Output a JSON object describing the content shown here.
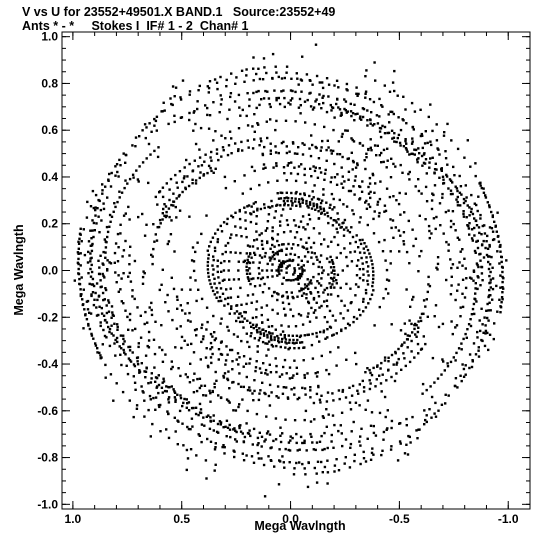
{
  "header": {
    "line1": "V vs U for 23552+49501.X BAND.1   Source:23552+49",
    "line2": "Ants * - *     Stokes I  IF# 1 - 2  Chan# 1"
  },
  "chart_data": {
    "type": "scatter",
    "title": "V vs U for 23552+49501.X BAND.1   Source:23552+49",
    "subtitle": "Ants * - *     Stokes I  IF# 1 - 2  Chan# 1",
    "xlabel": "Mega Wavlngth",
    "ylabel": "Mega Wavlngth",
    "xlim": [
      1.05,
      -1.1
    ],
    "ylim": [
      -1.02,
      1.02
    ],
    "x_ticks": [
      1.0,
      0.5,
      0.0,
      -0.5,
      -1.0
    ],
    "x_tick_labels": [
      "1.0",
      "0.5",
      "0.0",
      "-0.5",
      "-1.0"
    ],
    "y_ticks": [
      1.0,
      0.8,
      0.6,
      0.4,
      0.2,
      0.0,
      -0.2,
      -0.4,
      -0.6,
      -0.8,
      -1.0
    ],
    "y_tick_labels": [
      "1.0",
      "0.8",
      "0.6",
      "0.4",
      "0.2",
      "0.0",
      "-0.2",
      "-0.4",
      "-0.6",
      "-0.8",
      "-1.0"
    ],
    "grid": false,
    "marker_color": "#000000",
    "points_description_note": "",
    "point_groups": [
      {
        "u_center": 0.0,
        "v_center": 0.0,
        "max_radius": 0.35
      },
      {
        "u_center": 0.0,
        "v_center": 0.0,
        "max_radius": 1.0
      }
    ]
  }
}
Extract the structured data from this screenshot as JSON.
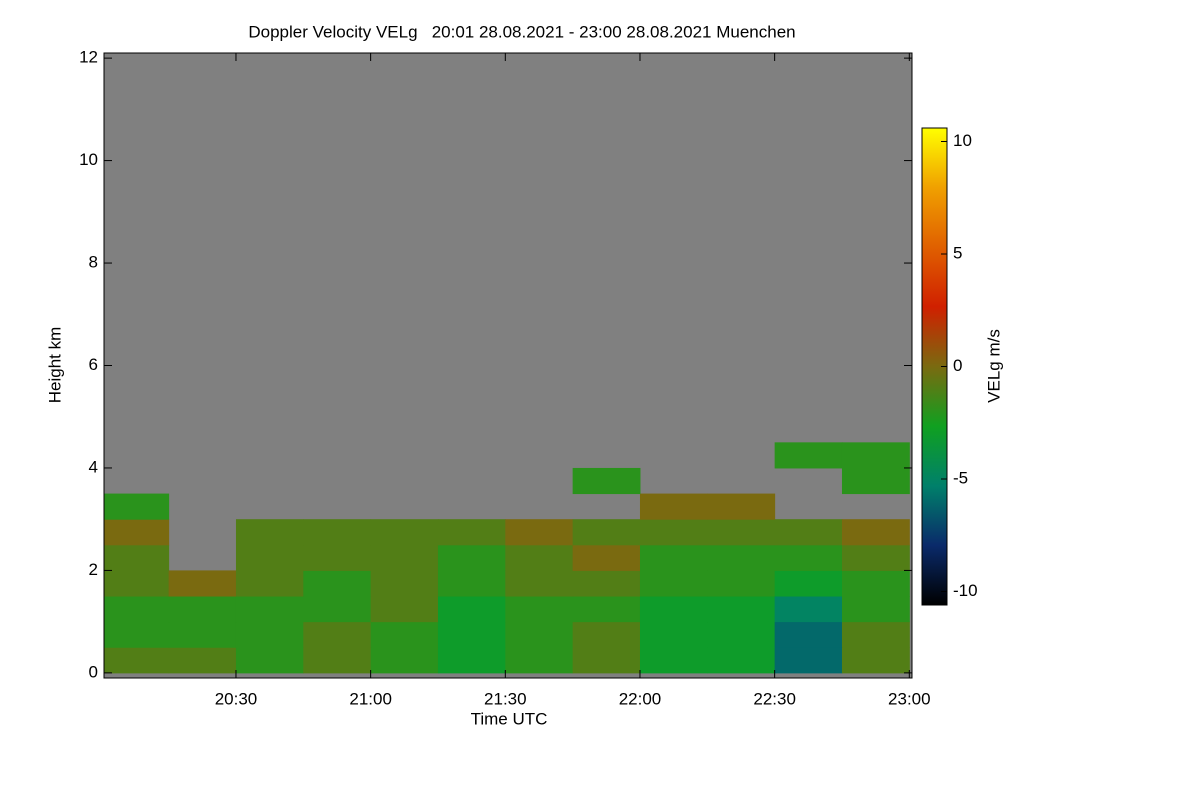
{
  "chart_data": {
    "type": "heatmap",
    "title": "Doppler Velocity VELg   20:01 28.08.2021 - 23:00 28.08.2021 Muenchen",
    "xlabel": "Time UTC",
    "ylabel": "Height km",
    "colorbar_label": "VELg m/s",
    "xlim": [
      20.01,
      23.01
    ],
    "xticks": [
      {
        "value": 20.5,
        "label": "20:30"
      },
      {
        "value": 21.0,
        "label": "21:00"
      },
      {
        "value": 21.5,
        "label": "21:30"
      },
      {
        "value": 22.0,
        "label": "22:00"
      },
      {
        "value": 22.5,
        "label": "22:30"
      },
      {
        "value": 23.0,
        "label": "23:00"
      }
    ],
    "ylim": [
      -0.1,
      12.1
    ],
    "yticks": [
      0,
      2,
      4,
      6,
      8,
      10,
      12
    ],
    "clim": [
      -10.6,
      10.6
    ],
    "cticks": [
      -10,
      -5,
      0,
      5,
      10
    ],
    "colors": [
      "#000000",
      "#0a2a6a",
      "#00806a",
      "#10a020",
      "#7a6a10",
      "#d02000",
      "#e06000",
      "#f0a000",
      "#ffff00"
    ],
    "background_color": "#808080",
    "x_edges": [
      20,
      20.25,
      20.5,
      20.75,
      21,
      21.25,
      21.5,
      21.75,
      22,
      22.25,
      22.5,
      22.75,
      23
    ],
    "y_edges": [
      0,
      0.5,
      1,
      1.5,
      2,
      2.5,
      3,
      3.5,
      4,
      4.5
    ],
    "z": [
      [
        -1,
        -1,
        -2,
        -1,
        -2,
        -3,
        -2,
        -1,
        -3,
        -3,
        -6,
        -1
      ],
      [
        -2,
        -2,
        -2,
        -1,
        -2,
        -3,
        -2,
        -1,
        -3,
        -3,
        -6,
        -1
      ],
      [
        -2,
        -2,
        -2,
        -2,
        -1,
        -3,
        -2,
        -2,
        -3,
        -3,
        -5,
        -2
      ],
      [
        -1,
        0,
        -1,
        -2,
        -1,
        -2,
        -1,
        -1,
        -2,
        -2,
        -3,
        -2
      ],
      [
        -1,
        null,
        -1,
        -1,
        -1,
        -2,
        -1,
        0,
        -2,
        -2,
        -2,
        -1
      ],
      [
        0,
        null,
        -1,
        -1,
        -1,
        -1,
        0,
        -1,
        -1,
        -1,
        -1,
        0
      ],
      [
        -2,
        null,
        null,
        null,
        null,
        null,
        null,
        null,
        0,
        0,
        null,
        null
      ],
      [
        null,
        null,
        null,
        null,
        null,
        null,
        null,
        -2,
        null,
        null,
        null,
        -2
      ],
      [
        null,
        null,
        null,
        null,
        null,
        null,
        null,
        null,
        null,
        null,
        -2,
        -2
      ]
    ]
  }
}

:::::

Count the lines of these entries that hold the string "Mega", and give only that number.

2